- [Task requirements] Which lines below hold the word "this"? Copy all of them.

Stored dataset items
○ ○ ○ ○ ○

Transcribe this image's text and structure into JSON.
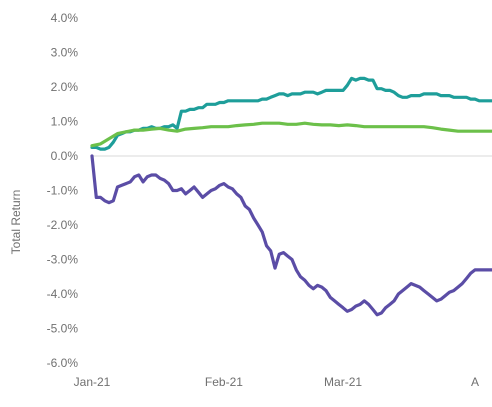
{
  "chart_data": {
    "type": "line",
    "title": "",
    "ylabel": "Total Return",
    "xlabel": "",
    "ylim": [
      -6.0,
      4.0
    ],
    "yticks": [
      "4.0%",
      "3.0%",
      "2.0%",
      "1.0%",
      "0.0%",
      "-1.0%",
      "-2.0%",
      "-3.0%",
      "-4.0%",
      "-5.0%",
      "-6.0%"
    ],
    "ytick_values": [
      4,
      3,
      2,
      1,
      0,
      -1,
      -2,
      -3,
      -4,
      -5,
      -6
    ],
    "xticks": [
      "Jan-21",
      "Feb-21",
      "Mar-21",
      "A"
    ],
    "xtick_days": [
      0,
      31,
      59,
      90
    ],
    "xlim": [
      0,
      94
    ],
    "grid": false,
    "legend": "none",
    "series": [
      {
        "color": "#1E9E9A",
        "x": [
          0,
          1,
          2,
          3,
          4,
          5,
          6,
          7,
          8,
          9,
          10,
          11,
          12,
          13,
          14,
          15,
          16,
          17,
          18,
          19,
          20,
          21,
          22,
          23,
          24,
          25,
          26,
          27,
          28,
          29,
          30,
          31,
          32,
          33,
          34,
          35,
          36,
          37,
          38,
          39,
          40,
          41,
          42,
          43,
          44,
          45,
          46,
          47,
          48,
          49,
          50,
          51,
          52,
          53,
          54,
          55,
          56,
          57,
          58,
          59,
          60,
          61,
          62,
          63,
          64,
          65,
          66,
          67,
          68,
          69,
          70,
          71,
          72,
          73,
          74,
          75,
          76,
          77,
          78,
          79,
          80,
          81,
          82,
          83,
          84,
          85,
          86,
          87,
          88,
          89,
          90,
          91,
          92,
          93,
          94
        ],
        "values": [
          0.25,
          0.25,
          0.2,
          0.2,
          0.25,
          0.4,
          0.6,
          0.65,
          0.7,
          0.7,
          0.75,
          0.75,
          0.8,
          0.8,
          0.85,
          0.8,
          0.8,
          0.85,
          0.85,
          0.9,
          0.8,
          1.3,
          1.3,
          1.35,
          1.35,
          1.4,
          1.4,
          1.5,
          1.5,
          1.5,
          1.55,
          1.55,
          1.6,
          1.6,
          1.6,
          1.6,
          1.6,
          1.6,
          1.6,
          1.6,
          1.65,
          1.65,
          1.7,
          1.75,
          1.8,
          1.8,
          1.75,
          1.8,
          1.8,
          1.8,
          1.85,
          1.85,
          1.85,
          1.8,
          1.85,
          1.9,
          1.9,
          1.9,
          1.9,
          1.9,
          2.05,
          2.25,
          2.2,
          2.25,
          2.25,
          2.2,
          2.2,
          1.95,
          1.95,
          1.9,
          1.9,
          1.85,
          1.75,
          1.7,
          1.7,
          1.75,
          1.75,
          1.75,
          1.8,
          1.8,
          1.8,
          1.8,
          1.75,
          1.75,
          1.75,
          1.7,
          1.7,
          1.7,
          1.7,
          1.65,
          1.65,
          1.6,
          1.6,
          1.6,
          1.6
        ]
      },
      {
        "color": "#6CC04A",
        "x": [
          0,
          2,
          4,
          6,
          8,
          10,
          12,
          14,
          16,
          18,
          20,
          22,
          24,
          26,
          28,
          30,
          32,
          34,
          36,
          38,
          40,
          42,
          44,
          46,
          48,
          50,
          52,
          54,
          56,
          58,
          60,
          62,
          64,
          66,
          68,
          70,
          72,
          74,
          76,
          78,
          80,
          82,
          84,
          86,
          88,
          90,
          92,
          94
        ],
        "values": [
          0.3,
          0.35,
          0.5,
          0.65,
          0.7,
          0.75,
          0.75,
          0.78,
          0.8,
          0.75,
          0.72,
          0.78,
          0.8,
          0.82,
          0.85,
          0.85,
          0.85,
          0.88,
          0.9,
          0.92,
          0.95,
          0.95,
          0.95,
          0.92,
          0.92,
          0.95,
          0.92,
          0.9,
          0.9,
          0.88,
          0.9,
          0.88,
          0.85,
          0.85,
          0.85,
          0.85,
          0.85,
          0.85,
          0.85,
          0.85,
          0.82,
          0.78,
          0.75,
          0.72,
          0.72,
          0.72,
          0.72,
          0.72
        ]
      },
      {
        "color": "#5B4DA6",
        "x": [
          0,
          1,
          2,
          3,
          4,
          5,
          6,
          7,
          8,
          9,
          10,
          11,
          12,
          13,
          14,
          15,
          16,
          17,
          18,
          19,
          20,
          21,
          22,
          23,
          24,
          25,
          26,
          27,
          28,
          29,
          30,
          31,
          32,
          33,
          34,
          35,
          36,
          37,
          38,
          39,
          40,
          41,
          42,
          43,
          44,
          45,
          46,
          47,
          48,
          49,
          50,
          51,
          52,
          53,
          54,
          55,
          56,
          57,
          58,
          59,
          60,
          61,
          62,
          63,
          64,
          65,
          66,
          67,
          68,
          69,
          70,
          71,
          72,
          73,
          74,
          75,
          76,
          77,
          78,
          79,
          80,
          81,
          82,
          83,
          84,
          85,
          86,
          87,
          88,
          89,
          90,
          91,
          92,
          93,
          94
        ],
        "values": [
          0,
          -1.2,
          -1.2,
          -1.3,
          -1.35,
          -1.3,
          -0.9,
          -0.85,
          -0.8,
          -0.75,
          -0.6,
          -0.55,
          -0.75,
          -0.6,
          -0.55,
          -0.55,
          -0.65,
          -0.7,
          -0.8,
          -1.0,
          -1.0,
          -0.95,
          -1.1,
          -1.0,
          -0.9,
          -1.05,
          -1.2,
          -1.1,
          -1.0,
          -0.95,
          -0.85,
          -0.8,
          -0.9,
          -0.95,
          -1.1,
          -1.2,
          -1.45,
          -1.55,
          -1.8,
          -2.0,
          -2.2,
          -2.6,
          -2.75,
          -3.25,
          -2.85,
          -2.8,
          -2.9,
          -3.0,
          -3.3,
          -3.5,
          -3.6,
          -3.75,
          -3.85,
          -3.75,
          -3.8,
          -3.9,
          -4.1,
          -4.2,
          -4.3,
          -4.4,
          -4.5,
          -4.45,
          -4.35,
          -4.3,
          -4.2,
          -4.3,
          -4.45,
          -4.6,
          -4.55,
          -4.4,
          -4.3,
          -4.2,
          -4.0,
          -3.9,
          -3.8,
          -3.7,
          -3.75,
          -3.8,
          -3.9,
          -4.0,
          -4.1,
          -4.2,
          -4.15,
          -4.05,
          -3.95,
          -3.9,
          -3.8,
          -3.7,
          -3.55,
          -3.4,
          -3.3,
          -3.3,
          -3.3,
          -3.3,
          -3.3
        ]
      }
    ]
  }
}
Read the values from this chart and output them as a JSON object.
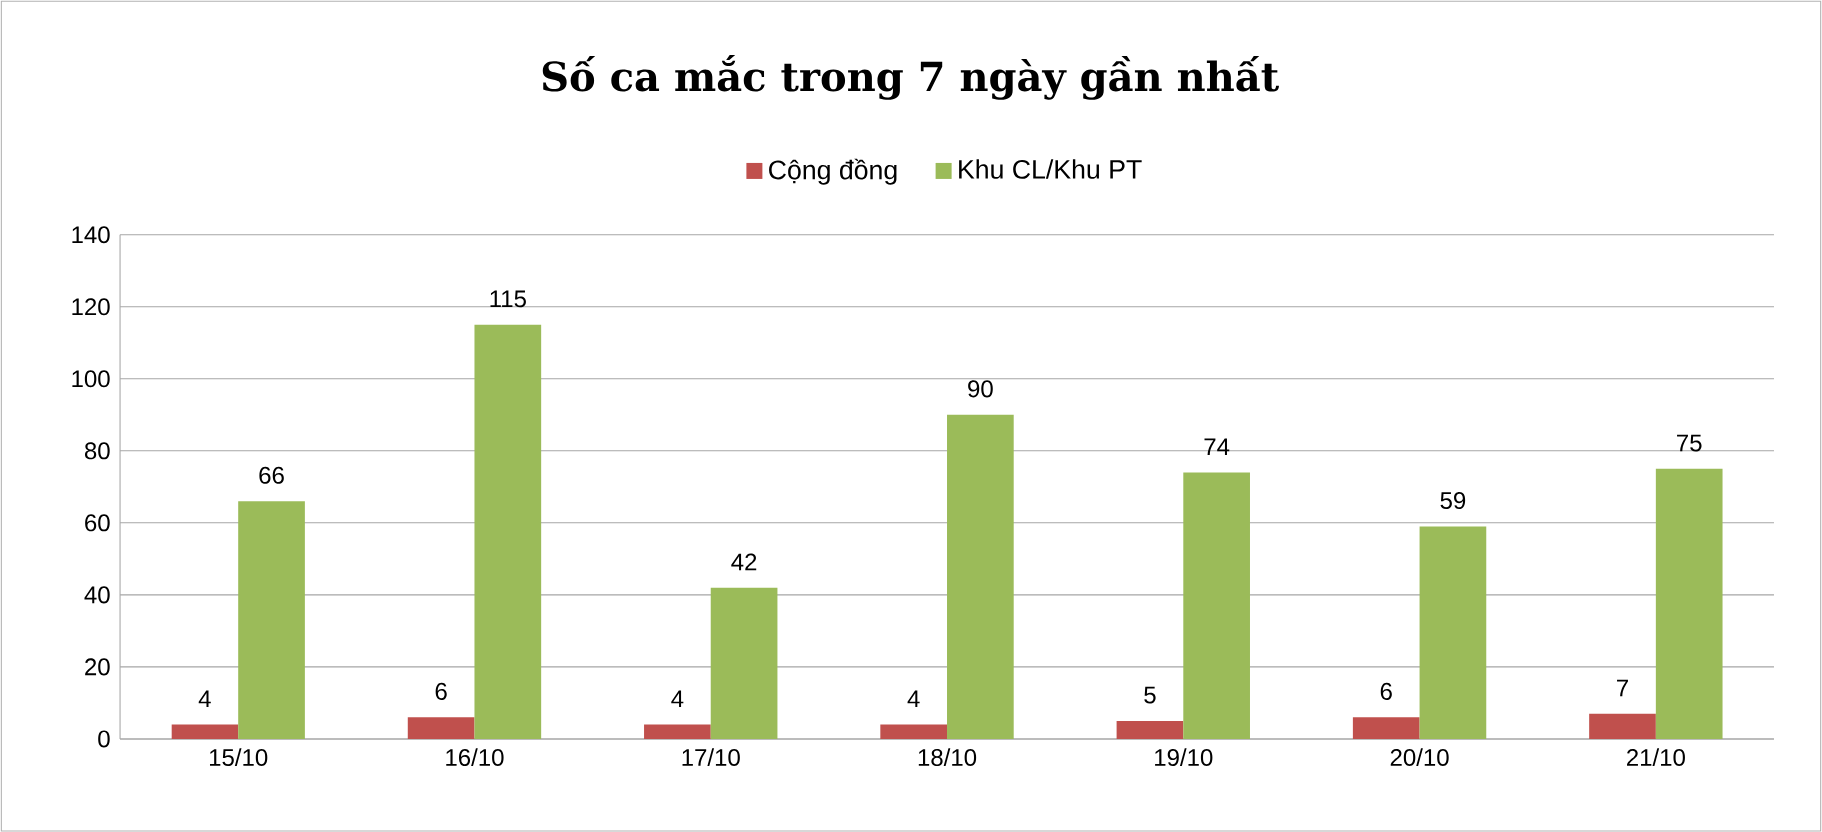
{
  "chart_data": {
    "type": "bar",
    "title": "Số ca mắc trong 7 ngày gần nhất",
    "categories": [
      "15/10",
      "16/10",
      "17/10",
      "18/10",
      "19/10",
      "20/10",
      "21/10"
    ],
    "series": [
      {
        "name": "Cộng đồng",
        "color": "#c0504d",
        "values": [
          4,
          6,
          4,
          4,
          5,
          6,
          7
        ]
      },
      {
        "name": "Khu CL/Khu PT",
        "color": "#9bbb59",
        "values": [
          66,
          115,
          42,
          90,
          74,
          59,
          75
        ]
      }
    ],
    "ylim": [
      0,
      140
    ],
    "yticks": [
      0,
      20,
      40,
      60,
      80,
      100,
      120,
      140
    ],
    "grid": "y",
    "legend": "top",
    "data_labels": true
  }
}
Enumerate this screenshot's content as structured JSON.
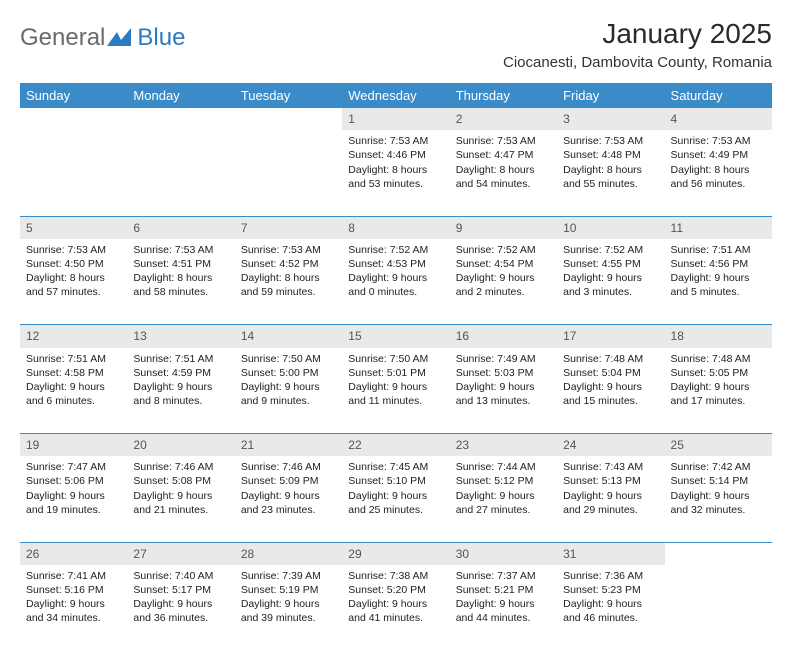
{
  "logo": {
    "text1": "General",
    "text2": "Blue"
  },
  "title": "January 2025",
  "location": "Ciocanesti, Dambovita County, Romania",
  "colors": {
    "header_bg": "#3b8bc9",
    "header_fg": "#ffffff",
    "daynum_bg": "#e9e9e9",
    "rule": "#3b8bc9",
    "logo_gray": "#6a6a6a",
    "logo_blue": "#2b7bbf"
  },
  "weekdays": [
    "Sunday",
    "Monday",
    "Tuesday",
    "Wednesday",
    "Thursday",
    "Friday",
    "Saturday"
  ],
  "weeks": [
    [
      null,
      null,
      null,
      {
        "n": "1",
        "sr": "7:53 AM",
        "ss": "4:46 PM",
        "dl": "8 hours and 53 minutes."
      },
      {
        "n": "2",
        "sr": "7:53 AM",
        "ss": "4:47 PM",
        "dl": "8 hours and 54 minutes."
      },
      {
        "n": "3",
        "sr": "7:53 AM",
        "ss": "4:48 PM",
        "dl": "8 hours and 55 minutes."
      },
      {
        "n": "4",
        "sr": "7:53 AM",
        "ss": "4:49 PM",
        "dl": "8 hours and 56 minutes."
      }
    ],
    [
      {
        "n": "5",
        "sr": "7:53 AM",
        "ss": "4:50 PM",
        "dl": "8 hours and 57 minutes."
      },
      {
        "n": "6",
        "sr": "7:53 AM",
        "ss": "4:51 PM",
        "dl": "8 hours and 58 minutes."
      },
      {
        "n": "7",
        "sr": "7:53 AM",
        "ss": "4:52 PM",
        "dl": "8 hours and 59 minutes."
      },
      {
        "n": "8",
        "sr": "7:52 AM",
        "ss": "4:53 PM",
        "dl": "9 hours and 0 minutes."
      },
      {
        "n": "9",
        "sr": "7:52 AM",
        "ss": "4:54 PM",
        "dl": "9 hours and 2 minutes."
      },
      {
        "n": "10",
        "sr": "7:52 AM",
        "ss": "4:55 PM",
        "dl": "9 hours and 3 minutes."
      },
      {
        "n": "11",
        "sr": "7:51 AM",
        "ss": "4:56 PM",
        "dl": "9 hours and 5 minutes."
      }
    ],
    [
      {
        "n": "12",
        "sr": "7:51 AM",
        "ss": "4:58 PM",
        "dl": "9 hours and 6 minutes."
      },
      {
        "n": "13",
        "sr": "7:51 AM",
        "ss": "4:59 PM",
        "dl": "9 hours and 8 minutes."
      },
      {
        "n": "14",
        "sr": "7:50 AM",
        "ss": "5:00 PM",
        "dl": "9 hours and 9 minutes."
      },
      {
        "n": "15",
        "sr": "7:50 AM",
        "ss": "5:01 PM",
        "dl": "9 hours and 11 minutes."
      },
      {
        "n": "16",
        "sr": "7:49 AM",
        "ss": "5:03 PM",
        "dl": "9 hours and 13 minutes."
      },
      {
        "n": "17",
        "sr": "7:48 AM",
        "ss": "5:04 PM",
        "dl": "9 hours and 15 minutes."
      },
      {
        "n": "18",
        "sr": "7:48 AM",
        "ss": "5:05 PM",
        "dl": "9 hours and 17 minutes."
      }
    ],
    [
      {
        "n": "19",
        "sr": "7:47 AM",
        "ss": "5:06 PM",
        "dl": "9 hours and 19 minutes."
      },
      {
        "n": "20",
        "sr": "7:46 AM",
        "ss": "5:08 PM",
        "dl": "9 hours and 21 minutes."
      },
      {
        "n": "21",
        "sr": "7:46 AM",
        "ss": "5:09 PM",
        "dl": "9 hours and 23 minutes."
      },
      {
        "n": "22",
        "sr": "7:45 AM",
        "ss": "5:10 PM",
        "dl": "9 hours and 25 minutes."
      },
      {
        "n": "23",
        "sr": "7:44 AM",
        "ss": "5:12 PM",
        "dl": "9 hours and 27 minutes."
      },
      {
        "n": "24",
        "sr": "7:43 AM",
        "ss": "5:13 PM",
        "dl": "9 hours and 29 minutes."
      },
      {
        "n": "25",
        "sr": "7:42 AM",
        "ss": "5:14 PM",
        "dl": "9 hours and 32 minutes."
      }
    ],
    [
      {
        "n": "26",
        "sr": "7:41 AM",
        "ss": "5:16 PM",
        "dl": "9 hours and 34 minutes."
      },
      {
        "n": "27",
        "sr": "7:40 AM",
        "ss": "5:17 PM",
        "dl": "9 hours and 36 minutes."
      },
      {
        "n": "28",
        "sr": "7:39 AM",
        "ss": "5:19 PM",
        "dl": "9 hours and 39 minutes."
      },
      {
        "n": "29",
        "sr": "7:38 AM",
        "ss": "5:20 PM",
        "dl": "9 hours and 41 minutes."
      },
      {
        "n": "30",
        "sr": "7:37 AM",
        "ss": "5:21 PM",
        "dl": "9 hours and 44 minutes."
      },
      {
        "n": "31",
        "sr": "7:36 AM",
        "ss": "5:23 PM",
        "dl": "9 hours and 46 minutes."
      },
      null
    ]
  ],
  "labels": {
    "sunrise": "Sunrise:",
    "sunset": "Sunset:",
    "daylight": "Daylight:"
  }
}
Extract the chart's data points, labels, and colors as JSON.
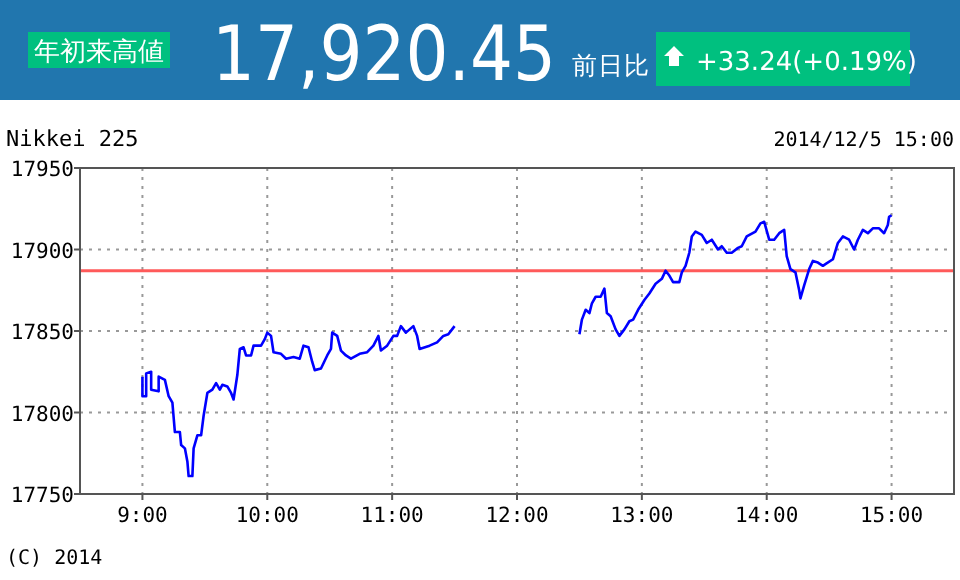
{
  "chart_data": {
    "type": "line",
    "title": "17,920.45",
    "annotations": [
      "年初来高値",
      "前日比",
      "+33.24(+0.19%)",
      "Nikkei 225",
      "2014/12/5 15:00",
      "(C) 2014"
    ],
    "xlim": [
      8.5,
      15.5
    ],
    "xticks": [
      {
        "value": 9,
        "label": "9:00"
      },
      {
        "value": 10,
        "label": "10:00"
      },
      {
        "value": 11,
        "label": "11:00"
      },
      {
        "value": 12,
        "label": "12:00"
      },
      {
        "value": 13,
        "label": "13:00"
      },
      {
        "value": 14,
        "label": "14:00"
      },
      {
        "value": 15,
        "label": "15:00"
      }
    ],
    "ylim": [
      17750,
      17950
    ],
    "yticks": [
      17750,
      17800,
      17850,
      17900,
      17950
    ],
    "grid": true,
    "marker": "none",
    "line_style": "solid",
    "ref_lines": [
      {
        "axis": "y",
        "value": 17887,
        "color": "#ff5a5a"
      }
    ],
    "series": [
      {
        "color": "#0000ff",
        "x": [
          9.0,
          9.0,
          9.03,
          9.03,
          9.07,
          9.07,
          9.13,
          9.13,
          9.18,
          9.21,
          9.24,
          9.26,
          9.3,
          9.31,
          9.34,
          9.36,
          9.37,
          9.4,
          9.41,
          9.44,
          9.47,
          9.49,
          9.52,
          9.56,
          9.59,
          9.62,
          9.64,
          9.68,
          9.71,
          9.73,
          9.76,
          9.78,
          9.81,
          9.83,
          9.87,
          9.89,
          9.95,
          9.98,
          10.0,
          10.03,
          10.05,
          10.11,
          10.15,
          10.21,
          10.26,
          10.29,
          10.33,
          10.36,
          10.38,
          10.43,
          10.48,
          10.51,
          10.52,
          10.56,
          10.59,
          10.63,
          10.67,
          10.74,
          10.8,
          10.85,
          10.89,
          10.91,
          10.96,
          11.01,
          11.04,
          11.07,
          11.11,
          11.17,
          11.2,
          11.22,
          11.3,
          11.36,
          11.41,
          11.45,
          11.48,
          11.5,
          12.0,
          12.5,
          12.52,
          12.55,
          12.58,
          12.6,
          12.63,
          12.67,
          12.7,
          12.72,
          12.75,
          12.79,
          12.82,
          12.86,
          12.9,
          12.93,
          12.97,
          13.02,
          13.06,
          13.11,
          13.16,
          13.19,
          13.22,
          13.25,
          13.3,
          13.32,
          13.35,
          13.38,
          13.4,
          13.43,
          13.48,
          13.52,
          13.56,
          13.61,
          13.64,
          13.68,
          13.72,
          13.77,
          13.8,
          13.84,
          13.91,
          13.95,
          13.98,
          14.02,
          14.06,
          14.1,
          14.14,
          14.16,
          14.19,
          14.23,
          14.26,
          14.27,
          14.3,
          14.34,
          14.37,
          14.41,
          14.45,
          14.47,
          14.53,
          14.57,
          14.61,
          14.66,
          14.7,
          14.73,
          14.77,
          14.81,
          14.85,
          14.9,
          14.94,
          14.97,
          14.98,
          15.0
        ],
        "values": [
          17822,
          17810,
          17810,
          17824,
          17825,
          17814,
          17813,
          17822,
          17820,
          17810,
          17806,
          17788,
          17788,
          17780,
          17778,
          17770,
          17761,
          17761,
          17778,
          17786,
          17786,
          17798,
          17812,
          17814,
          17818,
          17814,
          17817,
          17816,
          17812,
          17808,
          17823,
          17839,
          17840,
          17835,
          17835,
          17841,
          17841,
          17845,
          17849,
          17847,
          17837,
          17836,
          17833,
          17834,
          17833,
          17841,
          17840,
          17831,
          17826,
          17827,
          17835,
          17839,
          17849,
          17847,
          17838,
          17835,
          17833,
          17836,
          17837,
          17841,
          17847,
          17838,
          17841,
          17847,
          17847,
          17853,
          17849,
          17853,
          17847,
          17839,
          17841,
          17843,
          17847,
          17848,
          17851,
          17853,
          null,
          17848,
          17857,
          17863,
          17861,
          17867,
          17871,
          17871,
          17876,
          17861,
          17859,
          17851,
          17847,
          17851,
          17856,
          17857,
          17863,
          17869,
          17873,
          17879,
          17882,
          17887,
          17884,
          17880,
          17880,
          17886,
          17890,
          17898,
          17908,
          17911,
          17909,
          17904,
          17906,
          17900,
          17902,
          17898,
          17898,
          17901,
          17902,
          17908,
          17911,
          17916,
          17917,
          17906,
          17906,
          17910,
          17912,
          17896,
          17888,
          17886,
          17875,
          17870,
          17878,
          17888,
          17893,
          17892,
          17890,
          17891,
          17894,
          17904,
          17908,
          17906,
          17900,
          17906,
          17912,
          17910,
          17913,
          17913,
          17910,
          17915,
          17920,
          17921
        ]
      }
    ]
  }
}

○ ○ ○ ○ ○

- [Answer to the task]
Transcribe this image's text and structure into JSON.
Read the values from this chart and output them as a JSON object.
Enumerate this screenshot's content as structured JSON.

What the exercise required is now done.